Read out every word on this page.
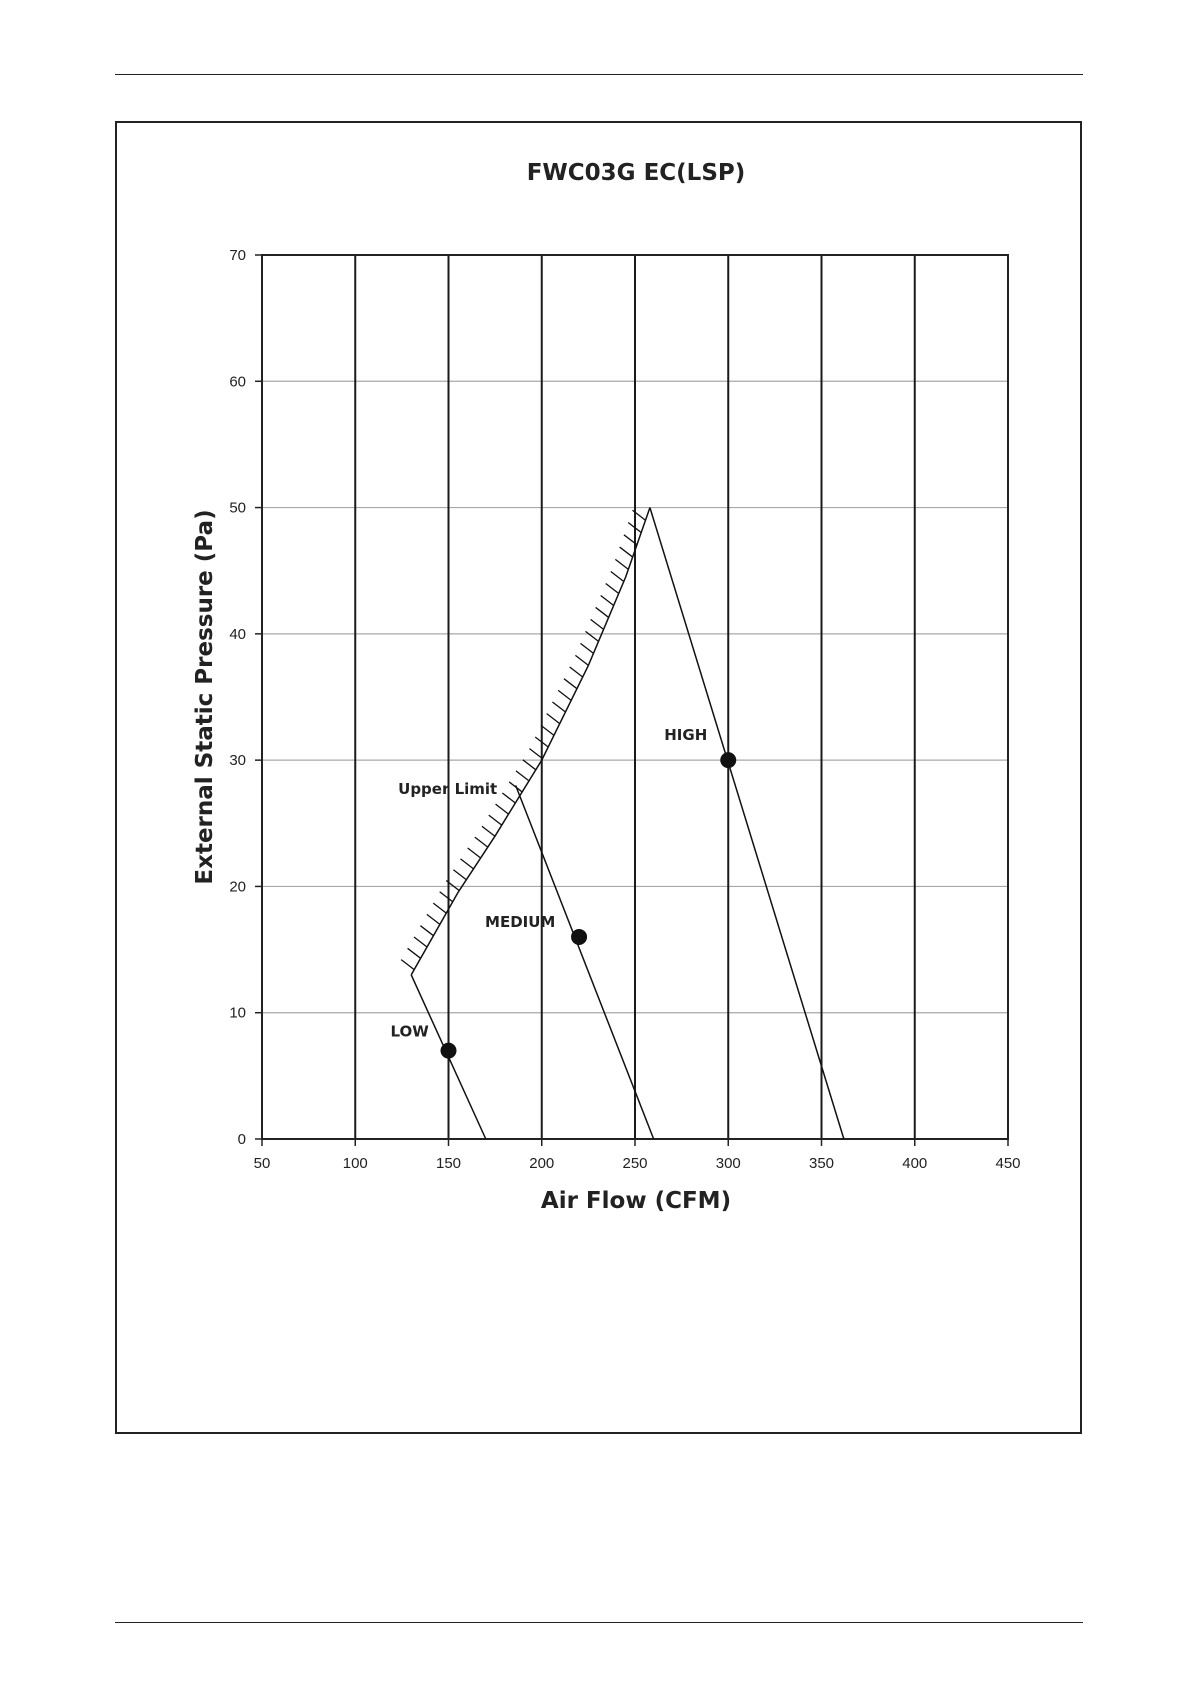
50	100	150	200	250	300	350	400	450
0
10
20
30
40
50
60
70
LOW
MEDIUM
HIGH
Upper Limit
FWC03G EC(LSP)
Air Flow (CFM)
External Static Pressure (Pa)
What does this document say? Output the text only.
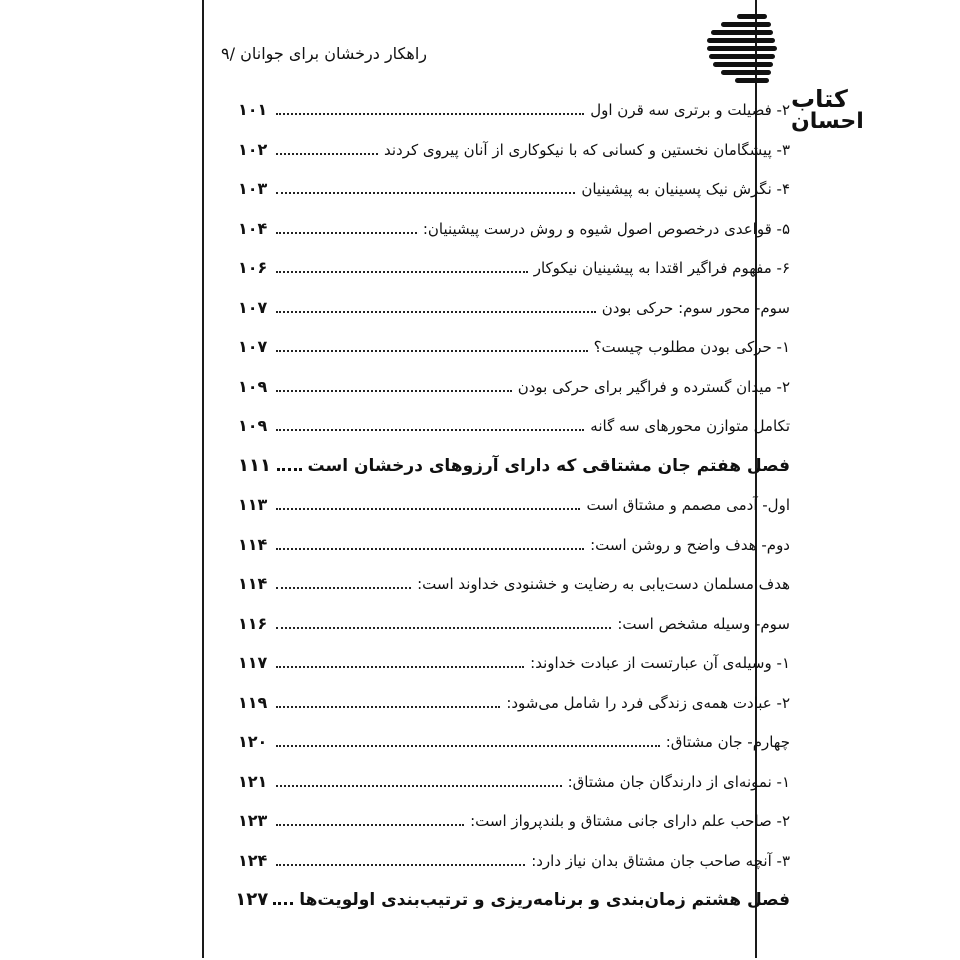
کتاب
احسان
راهکار درخشان برای جوانان /۹
۲- فضیلت و برتری سه قرن اول
۱۰۱
۳- پیشگامان نخستین و کسانی که با نیکوکاری از آنان پیروی کردند
۱۰۲
۴- نگرش نیک پسینیان به پیشینیان
۱۰۳
۵- قواعدی درخصوص اصول شیوه و روش درست پیشینیان:
۱۰۴
۶- مفهوم فراگیر اقتدا به پیشینیان نیکوکار
۱۰۶
سوم- محور سوم: حرکی بودن
۱۰۷
۱- حرکی بودن مطلوب چیست؟
۱۰۷
۲- میدان گسترده و فراگیر برای حرکی بودن
۱۰۹
تکامل متوازن محورهای سه گانه
۱۰۹
فصل هفتم جان مشتاقی که دارای آرزوهای درخشان است
۱۱۱
اول- آدمی مصمم و مشتاق است
۱۱۳
دوم- هدف واضح و روشن است:
۱۱۴
هدف مسلمان دست‌یابی به رضایت و خشنودی خداوند است:
۱۱۴
سوم- وسیله مشخص است:
۱۱۶
۱- وسیله‌ی آن عبارتست از عبادت خداوند:
۱۱۷
۲- عبادت همه‌ی زندگی فرد را شامل می‌شود:
۱۱۹
چهارم- جان مشتاق:
۱۲۰
۱- نمونه‌ای از دارندگان جان مشتاق:
۱۲۱
۲- صاحب علم دارای جانی مشتاق و بلندپرواز است:
۱۲۳
۳- آنچه صاحب جان مشتاق بدان نیاز دارد:
۱۲۴
فصل هشتم زمان‌بندی و برنامه‌ریزی و ترتیب‌بندی اولویت‌ها
۱۲۷
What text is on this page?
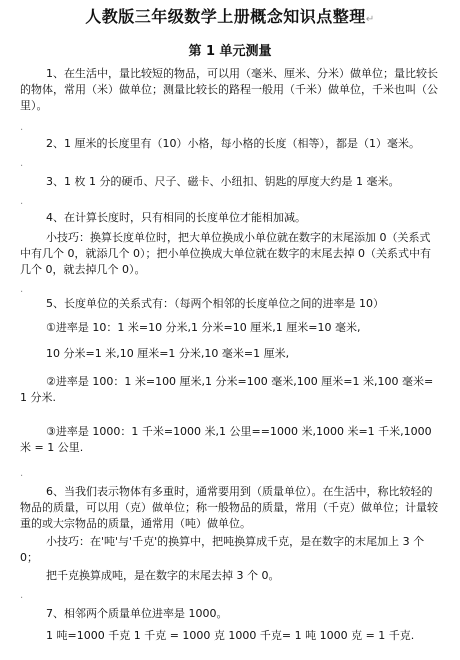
人教版三年级数学上册概念知识点整理↵
第 1 单元测量
1、在生活中，量比较短的物品，可以用（毫米、厘米、分米）做单位；量比较长的物体，常用（米）做单位；测量比较长的路程一般用（千米）做单位，千米也叫（公里）。
.
2、1 厘米的长度里有（10）小格，每小格的长度（相等），都是（1）毫米。
.
3、1 枚 1 分的硬币、尺子、磁卡、小纽扣、钥匙的厚度大约是 1 毫米。
.
4、在计算长度时，只有相同的长度单位才能相加减。
小技巧：换算长度单位时，把大单位换成小单位就在数字的末尾添加 0（关系式中有几个 0，就添几个 0）；把小单位换成大单位就在数字的末尾去掉 0（关系式中有几个 0，就去掉几个 0）。
.
5、长度单位的关系式有：（每两个相邻的长度单位之间的进率是 10）
①进率是 10：1 米=10 分米,1 分米=10 厘米,1 厘米=10 毫米,
10 分米=1 米,10 厘米=1 分米,10 毫米=1 厘米,
②进率是 100：1 米=100 厘米,1 分米=100 毫米,100 厘米=1 米,100 毫米=1 分米.
③进率是 1000：1 千米=1000 米,1 公里==1000 米,1000 米=1 千米,1000 米 = 1 公里.
.
6、当我们表示物体有多重时，通常要用到（质量单位）。在生活中，称比较轻的物品的质量，可以用（克）做单位；称一般物品的质量，常用（千克）做单位；计量较重的或大宗物品的质量，通常用（吨）做单位。
小技巧：在'吨'与'千克'的换算中，把吨换算成千克，是在数字的末尾加上 3 个 0；
把千克换算成吨，是在数字的末尾去掉 3 个 0。
.
7、相邻两个质量单位进率是 1000。
1 吨=1000 千克 1 千克 = 1000 克 1000 千克= 1 吨 1000 克 = 1 千克.
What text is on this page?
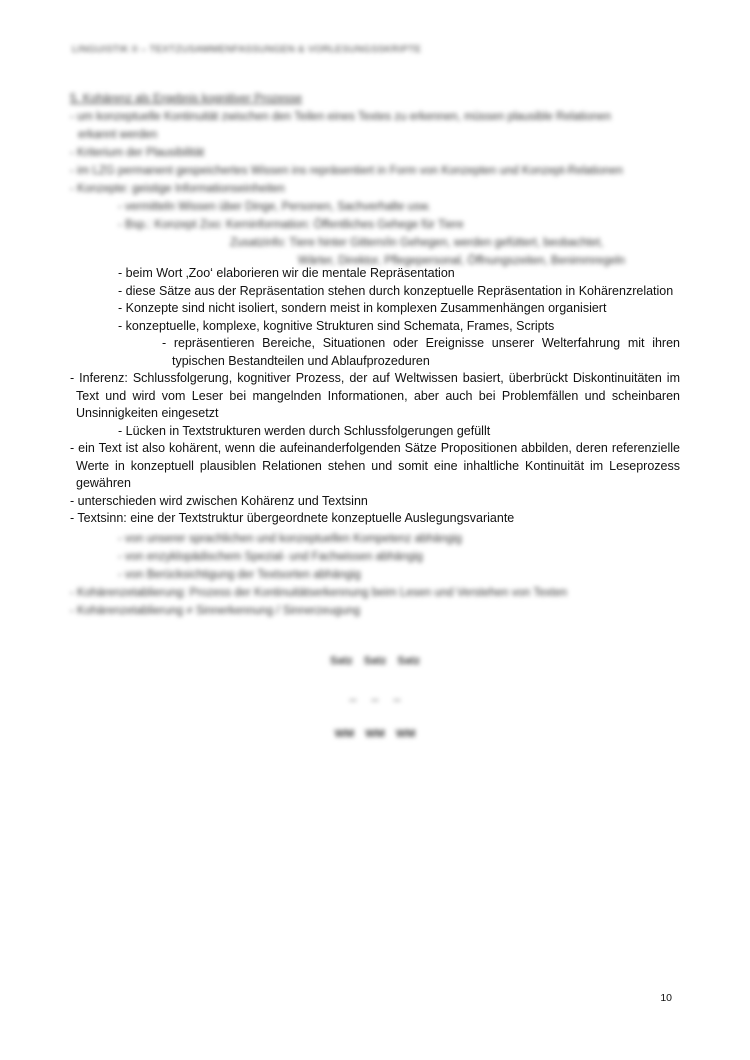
LINGUISTIK II – TEXTZUSAMMENFASSUNGEN & VORLESUNGSSKRIPTE
5. Kohärenz als Ergebnis kognitiver Prozesse
- um konzeptuelle Kontinuität zwischen den Teilen eines Textes zu erkennen, müssen plausible Relationen
erkannt werden
- Kriterium der Plausibilität
- im LZG permanent gespeichertes Wissen ins repräsentiert in Form von Konzepten und Konzept-Relationen
- Konzepte: geistige Informationseinheiten
- vermitteln Wissen über Dinge, Personen, Sachverhalte usw.
- Bsp.: Konzept Zoo: Kerninformation: Öffentliches Gehege für Tiere
Zusatzinfo: Tiere hinter Gittern/in Gehegen, werden gefüttert, beobachtet,
Wärter, Direktor, Pflegepersonal, Öffnungszeiten, Benimmregeln
- beim Wort ‚Zoo‘ elaborieren wir die mentale Repräsentation
- diese Sätze aus der Repräsentation stehen durch konzeptuelle Repräsentation in Kohärenzrelation
- Konzepte sind nicht isoliert, sondern meist in komplexen Zusammenhängen organisiert
- konzeptuelle, komplexe, kognitive Strukturen sind Schemata, Frames, Scripts
- repräsentieren Bereiche, Situationen oder Ereignisse unserer Welterfahrung mit ihren typischen Bestandteilen und Ablaufprozeduren
- Inferenz: Schlussfolgerung, kognitiver Prozess, der auf Weltwissen basiert, überbrückt Diskontinuitäten im Text und wird vom Leser bei mangelnden Informationen, aber auch bei Problemfällen und scheinbaren Unsinnigkeiten eingesetzt
- Lücken in Textstrukturen werden durch Schlussfolgerungen gefüllt
- ein Text ist also kohärent, wenn die aufeinanderfolgenden Sätze Propositionen abbilden, deren referenzielle Werte in konzeptuell plausiblen Relationen stehen und somit eine inhaltliche Kontinuität im Leseprozess gewähren
- unterschieden wird zwischen Kohärenz und Textsinn
- Textsinn: eine der Textstruktur übergeordnete konzeptuelle Auslegungsvariante
- von unserer sprachlichen und konzeptuellen Kompetenz abhängig
- von enzyklopädischem Spezial- und Fachwissen abhängig
- von Berücksichtigung der Textsorten abhängig
- Kohärenzetablierung: Prozess der Kontinuitätserkennung beim Lesen und Verstehen von Texten
- Kohärenzetablierung ≠ Sinnerkennung / Sinnerzeugung
Satz Satz Satz
↔ ↔ ↔
WM WM WM
10
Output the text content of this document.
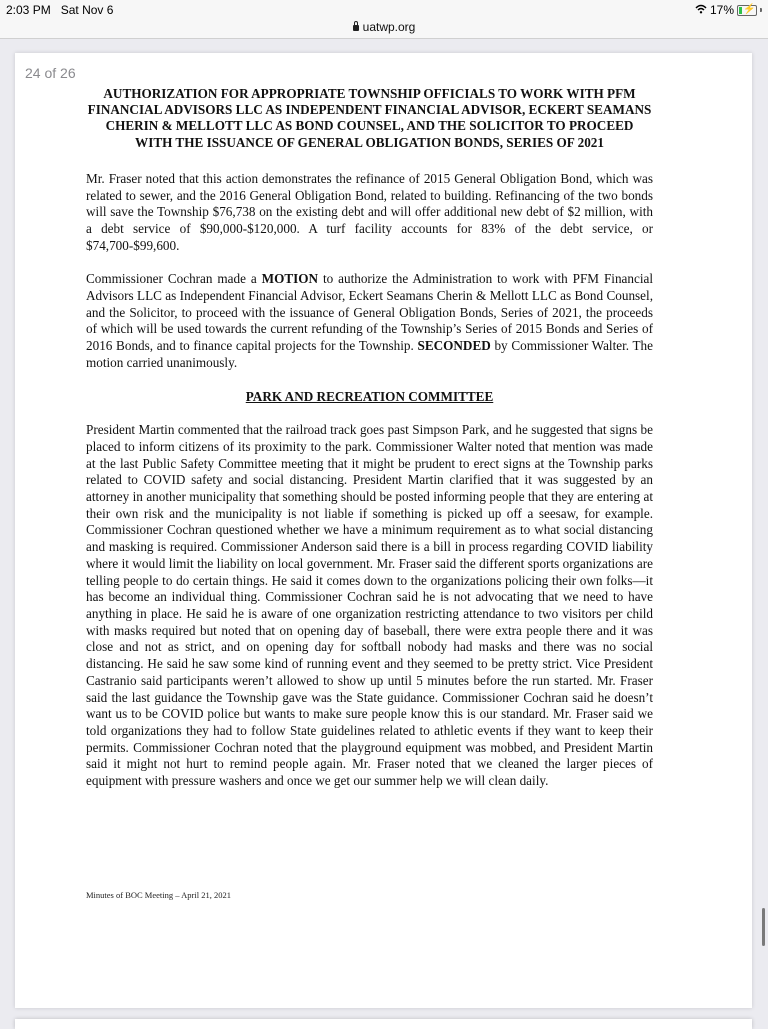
2:03 PM Sat Nov 6	17% ⚡
uatwp.org
24 of 26
AUTHORIZATION FOR APPROPRIATE TOWNSHIP OFFICIALS TO WORK WITH PFM FINANCIAL ADVISORS LLC AS INDEPENDENT FINANCIAL ADVISOR, ECKERT SEAMANS CHERIN & MELLOTT LLC AS BOND COUNSEL, AND THE SOLICITOR TO PROCEED WITH THE ISSUANCE OF GENERAL OBLIGATION BONDS, SERIES OF 2021

Mr. Fraser noted that this action demonstrates the refinance of 2015 General Obligation Bond, which was related to sewer, and the 2016 General Obligation Bond, related to building. Refinancing of the two bonds will save the Township $76,738 on the existing debt and will offer additional new debt of $2 million, with a debt service of $90,000-$120,000. A turf facility accounts for 83% of the debt service, or $74,700-$99,600.

Commissioner Cochran made a MOTION to authorize the Administration to work with PFM Financial Advisors LLC as Independent Financial Advisor, Eckert Seamans Cherin & Mellott LLC as Bond Counsel, and the Solicitor, to proceed with the issuance of General Obligation Bonds, Series of 2021, the proceeds of which will be used towards the current refunding of the Township’s Series of 2015 Bonds and Series of 2016 Bonds, and to finance capital projects for the Township. SECONDED by Commissioner Walter. The motion carried unanimously.

PARK AND RECREATION COMMITTEE

President Martin commented that the railroad track goes past Simpson Park, and he suggested that signs be placed to inform citizens of its proximity to the park. Commissioner Walter noted that mention was made at the last Public Safety Committee meeting that it might be prudent to erect signs at the Township parks related to COVID safety and social distancing. President Martin clarified that it was suggested by an attorney in another municipality that something should be posted informing people that they are entering at their own risk and the municipality is not liable if something is picked up off a seesaw, for example. Commissioner Cochran questioned whether we have a minimum requirement as to what social distancing and masking is required. Commissioner Anderson said there is a bill in process regarding COVID liability where it would limit the liability on local government. Mr. Fraser said the different sports organizations are telling people to do certain things. He said it comes down to the organizations policing their own folks—it has become an individual thing. Commissioner Cochran said he is not advocating that we need to have anything in place. He said he is aware of one organization restricting attendance to two visitors per child with masks required but noted that on opening day of baseball, there were extra people there and it was close and not as strict, and on opening day for softball nobody had masks and there was no social distancing. He said he saw some kind of running event and they seemed to be pretty strict. Vice President Castranio said participants weren’t allowed to show up until 5 minutes before the run started. Mr. Fraser said the last guidance the Township gave was the State guidance. Commissioner Cochran said he doesn’t want us to be COVID police but wants to make sure people know this is our standard. Mr. Fraser said we told organizations they had to follow State guidelines related to athletic events if they want to keep their permits. Commissioner Cochran noted that the playground equipment was mobbed, and President Martin said it might not hurt to remind people again. Mr. Fraser noted that we cleaned the larger pieces of equipment with pressure washers and once we get our summer help we will clean daily.

Minutes of BOC Meeting – April 21, 2021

• [AIM OF THE TASK]
Set out every line from the material that contains the string "Relationen".

• [COMPLETED TASK]
- um konzeptuelle Kontinuität zwischen den Teilen eines Textes zu erkennen, müssen plausible Relationen
- im LZG permanent gespeichertes Wissen ins repräsentiert in Form von Konzepten und Konzept-Relationen
- ein Text ist also kohärent, wenn die aufeinanderfolgenden Sätze Propositionen abbilden, deren referenzielle Werte in konzeptuell plausiblen Relationen stehen und somit eine inhaltliche Kontinuität im Leseprozess gewähren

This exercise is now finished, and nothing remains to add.